── Supplied records

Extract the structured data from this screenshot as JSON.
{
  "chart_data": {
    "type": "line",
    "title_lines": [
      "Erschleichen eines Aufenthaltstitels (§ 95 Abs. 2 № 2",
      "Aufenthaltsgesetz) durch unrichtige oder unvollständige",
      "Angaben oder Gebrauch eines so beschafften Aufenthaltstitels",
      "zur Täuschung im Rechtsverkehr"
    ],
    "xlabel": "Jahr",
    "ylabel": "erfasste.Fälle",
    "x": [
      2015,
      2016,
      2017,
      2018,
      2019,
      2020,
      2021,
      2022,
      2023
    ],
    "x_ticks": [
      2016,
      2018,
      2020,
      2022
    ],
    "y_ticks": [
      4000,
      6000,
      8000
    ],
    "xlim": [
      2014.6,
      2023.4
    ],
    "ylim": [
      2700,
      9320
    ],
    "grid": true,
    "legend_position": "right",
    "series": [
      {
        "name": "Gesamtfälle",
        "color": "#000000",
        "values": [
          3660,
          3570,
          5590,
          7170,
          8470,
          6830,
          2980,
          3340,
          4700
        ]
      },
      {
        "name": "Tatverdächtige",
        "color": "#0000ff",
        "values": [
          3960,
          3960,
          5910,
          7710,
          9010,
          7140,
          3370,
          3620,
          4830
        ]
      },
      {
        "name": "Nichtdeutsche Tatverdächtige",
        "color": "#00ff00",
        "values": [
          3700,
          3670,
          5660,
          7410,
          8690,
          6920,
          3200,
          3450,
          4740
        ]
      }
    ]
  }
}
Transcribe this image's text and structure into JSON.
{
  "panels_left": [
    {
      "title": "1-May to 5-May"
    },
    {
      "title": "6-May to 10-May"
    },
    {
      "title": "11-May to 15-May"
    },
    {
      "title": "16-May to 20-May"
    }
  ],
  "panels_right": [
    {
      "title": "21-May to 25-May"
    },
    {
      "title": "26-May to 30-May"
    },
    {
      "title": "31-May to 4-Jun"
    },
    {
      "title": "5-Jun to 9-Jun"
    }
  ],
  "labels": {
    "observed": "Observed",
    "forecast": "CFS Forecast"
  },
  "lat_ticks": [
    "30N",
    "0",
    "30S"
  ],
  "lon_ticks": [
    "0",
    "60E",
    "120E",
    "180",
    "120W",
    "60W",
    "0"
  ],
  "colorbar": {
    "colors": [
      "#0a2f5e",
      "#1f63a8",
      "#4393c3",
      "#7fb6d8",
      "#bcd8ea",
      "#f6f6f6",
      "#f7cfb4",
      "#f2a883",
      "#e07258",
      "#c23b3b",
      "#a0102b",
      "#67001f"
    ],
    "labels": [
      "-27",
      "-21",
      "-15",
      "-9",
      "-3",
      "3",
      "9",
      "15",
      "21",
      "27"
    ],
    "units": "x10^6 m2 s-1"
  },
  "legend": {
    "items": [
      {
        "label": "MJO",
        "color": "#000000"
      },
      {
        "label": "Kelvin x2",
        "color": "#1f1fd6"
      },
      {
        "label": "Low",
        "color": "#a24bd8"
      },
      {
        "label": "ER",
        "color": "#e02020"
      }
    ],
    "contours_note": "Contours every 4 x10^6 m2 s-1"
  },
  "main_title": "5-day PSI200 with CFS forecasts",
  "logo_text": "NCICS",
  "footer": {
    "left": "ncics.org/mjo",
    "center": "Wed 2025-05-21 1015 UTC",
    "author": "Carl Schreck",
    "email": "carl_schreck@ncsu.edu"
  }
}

────

#### Exercise objective:
Pick out and copy the lines of the entries that hold the string "oder".

#### Reply to the exercise:
      "Aufenthaltsgesetz) durch unrichtige oder unvollständige",
      "Angaben oder Gebrauch eines so beschafften Aufenthaltstitels",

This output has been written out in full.